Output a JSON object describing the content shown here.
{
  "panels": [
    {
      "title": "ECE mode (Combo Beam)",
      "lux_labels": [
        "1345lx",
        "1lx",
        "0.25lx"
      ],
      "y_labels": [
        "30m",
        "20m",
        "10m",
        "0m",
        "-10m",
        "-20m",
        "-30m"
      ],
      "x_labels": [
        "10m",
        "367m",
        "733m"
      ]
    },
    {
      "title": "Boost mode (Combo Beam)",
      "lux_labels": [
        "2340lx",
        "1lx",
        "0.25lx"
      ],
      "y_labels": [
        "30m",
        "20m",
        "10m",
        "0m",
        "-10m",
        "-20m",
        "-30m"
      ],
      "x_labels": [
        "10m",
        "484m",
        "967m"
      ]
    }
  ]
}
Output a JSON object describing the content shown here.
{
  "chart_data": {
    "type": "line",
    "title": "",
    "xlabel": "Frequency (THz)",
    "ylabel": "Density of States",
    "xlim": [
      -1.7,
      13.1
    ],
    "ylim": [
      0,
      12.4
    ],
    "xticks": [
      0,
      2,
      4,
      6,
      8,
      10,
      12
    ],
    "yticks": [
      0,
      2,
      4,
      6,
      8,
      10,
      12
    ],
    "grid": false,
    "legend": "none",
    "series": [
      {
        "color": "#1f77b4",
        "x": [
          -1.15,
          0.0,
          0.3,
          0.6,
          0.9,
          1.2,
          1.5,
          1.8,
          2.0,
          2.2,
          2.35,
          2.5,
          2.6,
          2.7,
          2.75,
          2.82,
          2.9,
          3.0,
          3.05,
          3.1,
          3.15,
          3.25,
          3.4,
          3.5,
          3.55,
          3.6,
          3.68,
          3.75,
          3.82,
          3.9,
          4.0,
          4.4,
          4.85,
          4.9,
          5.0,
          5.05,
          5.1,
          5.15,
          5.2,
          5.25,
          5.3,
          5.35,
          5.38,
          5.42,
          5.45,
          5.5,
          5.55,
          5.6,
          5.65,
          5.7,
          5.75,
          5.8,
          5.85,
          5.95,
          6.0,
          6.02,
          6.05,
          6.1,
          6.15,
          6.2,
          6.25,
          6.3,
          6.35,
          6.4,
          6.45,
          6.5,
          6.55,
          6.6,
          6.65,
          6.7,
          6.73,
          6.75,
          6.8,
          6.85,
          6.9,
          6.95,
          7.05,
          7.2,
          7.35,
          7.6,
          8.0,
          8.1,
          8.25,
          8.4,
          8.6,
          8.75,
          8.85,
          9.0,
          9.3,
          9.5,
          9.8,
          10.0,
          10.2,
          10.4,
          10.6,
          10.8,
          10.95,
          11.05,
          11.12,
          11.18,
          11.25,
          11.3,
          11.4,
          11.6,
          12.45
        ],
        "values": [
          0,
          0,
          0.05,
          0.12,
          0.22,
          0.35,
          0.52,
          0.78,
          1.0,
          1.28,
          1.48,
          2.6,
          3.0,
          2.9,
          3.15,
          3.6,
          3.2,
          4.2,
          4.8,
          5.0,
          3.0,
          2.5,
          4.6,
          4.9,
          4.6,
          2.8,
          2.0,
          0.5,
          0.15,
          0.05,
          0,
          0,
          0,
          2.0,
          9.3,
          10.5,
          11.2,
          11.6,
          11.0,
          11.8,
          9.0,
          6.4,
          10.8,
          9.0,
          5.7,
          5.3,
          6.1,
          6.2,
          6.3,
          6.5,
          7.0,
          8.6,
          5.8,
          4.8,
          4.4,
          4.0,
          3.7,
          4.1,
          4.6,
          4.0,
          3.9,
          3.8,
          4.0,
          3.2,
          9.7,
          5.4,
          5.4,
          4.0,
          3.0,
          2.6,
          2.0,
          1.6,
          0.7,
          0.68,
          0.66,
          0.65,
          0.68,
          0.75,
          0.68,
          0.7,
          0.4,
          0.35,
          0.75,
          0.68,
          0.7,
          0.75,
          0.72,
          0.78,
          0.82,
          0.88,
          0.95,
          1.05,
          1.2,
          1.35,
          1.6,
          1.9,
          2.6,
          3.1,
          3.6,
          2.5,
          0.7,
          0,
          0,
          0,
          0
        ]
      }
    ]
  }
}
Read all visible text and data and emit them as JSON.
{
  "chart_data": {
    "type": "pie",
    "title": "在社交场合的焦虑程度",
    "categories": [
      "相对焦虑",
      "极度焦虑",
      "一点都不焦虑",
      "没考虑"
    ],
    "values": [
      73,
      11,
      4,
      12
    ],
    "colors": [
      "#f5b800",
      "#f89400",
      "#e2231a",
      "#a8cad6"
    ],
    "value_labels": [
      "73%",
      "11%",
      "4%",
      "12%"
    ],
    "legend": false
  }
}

==

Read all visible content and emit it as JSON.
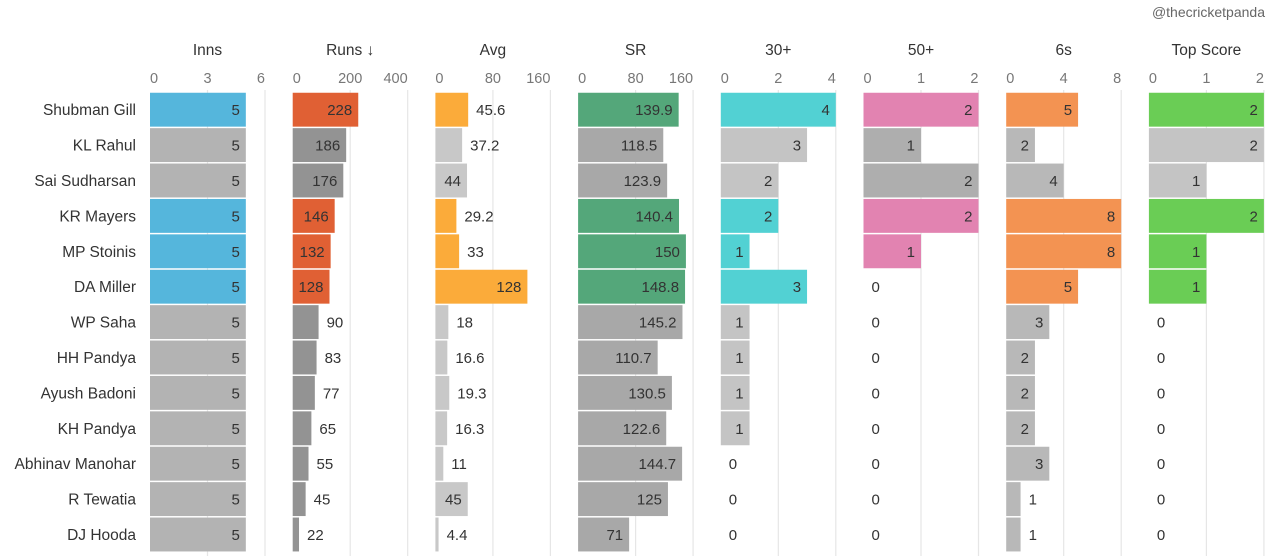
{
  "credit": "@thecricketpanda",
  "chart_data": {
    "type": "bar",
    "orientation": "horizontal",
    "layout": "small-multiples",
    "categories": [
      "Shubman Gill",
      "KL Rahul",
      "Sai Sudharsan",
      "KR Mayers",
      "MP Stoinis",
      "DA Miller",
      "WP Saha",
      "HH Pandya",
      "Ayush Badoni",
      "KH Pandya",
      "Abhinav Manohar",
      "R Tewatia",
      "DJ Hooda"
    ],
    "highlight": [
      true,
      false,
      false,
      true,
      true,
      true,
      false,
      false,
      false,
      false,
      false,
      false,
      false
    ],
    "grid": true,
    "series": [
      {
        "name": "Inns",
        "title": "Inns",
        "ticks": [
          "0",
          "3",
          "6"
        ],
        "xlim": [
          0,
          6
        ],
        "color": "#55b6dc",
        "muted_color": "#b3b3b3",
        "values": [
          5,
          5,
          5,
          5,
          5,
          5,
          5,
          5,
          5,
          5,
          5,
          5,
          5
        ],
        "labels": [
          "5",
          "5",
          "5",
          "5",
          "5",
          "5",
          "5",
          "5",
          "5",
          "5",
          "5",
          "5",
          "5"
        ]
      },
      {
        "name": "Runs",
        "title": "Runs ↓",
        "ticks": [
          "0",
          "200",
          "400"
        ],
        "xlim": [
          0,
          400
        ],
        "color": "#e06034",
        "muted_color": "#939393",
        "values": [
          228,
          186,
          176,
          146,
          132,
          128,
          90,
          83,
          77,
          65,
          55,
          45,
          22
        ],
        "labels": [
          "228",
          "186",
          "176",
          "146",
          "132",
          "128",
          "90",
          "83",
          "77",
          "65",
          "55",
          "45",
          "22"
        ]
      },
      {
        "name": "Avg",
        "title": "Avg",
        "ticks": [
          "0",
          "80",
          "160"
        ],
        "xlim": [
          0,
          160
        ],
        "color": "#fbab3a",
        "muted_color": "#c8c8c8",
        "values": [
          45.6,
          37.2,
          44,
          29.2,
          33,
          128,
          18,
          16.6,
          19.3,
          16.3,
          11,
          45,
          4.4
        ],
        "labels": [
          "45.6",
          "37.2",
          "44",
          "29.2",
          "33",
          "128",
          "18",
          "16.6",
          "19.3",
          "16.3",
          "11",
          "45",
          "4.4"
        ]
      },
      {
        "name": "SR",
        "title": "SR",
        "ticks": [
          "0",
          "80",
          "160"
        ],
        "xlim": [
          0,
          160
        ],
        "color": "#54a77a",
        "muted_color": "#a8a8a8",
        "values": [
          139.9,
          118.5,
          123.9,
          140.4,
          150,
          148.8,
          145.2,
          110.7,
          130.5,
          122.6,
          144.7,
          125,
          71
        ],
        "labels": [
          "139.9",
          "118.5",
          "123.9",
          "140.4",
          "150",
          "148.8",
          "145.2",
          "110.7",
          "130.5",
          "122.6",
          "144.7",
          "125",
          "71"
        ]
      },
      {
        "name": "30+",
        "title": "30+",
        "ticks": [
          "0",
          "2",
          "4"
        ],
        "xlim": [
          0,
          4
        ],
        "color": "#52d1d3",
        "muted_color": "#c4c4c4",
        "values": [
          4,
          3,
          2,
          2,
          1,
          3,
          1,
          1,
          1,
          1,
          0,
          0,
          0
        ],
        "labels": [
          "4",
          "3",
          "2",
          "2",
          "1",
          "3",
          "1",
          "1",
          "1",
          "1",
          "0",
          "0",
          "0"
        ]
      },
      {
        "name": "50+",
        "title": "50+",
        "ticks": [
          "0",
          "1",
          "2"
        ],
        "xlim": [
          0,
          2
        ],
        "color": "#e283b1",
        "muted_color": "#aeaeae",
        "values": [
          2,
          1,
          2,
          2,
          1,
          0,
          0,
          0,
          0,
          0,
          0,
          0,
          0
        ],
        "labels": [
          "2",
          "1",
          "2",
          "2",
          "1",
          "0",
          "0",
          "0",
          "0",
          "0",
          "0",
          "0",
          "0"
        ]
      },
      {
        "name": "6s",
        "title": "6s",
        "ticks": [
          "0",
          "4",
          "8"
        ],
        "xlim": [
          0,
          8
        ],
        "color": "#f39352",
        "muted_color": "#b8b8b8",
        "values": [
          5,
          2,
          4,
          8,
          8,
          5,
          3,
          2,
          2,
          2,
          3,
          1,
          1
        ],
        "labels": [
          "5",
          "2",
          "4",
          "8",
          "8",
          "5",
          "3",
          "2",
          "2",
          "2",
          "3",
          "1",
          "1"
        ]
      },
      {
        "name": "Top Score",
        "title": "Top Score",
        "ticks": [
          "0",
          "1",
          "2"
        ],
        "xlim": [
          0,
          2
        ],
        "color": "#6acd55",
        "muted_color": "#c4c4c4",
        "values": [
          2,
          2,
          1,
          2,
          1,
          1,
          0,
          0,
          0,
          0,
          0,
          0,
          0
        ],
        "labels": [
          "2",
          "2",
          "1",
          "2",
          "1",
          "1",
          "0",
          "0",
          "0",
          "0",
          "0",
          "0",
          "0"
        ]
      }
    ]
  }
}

--

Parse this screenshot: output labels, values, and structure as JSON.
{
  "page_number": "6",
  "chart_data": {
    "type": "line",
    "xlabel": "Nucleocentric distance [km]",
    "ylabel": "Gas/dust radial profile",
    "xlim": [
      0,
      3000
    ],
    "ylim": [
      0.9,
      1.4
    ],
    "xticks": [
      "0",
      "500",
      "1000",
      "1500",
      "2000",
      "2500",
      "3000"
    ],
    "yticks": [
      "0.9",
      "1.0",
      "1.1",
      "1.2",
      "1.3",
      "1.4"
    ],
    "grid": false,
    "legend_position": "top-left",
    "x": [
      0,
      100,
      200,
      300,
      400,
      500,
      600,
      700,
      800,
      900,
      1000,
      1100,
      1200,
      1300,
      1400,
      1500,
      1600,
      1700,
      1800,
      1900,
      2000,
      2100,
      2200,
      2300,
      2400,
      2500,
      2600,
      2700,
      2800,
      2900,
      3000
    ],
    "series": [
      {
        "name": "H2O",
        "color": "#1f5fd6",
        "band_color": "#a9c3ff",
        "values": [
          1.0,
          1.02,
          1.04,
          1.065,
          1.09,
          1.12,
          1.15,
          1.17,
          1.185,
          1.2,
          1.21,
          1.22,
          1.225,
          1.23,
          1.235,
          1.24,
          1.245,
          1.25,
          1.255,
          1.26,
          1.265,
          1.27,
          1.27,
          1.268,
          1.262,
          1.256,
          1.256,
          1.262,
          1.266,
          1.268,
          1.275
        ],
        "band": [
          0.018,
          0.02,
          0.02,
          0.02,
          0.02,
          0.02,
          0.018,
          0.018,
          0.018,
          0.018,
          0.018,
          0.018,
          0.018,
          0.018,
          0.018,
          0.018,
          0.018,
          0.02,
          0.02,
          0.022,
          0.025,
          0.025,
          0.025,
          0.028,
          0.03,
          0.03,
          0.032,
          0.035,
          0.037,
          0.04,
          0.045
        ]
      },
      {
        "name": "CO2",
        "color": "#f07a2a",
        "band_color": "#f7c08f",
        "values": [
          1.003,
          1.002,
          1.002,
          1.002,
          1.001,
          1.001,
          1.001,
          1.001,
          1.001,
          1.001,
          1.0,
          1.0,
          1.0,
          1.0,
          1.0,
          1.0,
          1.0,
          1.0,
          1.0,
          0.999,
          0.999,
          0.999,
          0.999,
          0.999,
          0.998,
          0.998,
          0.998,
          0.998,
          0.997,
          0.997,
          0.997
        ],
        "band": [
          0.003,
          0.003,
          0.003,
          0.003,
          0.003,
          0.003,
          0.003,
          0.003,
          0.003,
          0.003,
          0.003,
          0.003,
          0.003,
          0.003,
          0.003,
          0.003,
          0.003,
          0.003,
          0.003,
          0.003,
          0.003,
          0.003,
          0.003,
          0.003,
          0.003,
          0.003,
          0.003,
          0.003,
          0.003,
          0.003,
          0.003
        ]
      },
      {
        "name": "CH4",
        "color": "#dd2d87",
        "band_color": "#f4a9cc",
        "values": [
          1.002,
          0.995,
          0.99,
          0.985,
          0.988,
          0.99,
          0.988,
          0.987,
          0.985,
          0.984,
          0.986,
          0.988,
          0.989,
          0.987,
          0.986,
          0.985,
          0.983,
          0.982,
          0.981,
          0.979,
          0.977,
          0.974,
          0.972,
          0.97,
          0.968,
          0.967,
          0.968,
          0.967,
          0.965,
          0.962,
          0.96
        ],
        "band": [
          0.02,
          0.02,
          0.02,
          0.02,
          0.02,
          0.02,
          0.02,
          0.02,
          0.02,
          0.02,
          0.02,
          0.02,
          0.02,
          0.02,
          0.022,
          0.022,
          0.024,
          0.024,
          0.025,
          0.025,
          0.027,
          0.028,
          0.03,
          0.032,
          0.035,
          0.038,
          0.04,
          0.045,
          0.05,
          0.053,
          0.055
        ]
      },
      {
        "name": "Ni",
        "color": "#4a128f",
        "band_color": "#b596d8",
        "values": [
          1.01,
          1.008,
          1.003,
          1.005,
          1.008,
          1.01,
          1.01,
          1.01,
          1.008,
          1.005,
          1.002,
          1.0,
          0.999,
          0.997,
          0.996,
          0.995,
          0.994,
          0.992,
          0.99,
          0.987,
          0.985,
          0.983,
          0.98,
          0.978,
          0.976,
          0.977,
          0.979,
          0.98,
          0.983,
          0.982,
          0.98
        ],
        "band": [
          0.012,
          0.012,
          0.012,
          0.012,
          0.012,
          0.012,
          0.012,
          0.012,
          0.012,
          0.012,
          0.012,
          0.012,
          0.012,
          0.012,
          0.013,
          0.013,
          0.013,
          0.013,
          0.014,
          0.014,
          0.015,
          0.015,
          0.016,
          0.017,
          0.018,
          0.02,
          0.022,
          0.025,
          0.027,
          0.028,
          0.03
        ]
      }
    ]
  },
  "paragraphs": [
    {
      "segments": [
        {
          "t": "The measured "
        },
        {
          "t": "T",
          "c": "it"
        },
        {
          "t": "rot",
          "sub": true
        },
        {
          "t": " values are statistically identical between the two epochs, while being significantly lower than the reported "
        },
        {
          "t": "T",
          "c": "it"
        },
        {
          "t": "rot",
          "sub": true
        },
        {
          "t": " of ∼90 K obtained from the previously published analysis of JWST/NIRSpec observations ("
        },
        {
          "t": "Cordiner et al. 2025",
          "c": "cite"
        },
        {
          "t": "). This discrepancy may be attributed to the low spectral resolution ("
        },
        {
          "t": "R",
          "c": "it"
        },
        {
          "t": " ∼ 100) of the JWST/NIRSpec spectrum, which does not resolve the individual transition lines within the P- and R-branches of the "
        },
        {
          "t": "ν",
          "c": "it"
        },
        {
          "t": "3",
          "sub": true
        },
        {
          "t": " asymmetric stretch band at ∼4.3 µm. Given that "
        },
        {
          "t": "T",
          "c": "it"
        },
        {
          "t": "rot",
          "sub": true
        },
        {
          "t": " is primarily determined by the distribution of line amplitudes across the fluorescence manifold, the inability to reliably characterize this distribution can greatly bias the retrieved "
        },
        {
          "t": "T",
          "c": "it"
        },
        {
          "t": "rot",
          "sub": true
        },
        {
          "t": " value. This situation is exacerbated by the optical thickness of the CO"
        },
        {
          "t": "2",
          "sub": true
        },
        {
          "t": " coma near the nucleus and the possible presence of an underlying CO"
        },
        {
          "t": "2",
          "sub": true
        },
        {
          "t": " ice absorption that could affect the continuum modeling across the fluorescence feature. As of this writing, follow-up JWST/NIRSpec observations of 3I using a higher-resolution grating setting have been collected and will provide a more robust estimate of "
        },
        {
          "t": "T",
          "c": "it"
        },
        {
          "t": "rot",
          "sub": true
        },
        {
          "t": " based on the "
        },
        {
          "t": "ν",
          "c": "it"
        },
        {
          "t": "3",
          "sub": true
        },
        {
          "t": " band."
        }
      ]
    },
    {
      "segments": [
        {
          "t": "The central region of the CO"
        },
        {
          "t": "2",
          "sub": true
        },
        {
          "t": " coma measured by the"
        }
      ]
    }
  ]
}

### WHAT THE EXERCISE ASKS
Tell how many lines hold the string "NIRSpec", giving the number and nothing else.

### ANSWER TO THE EXERCISE
3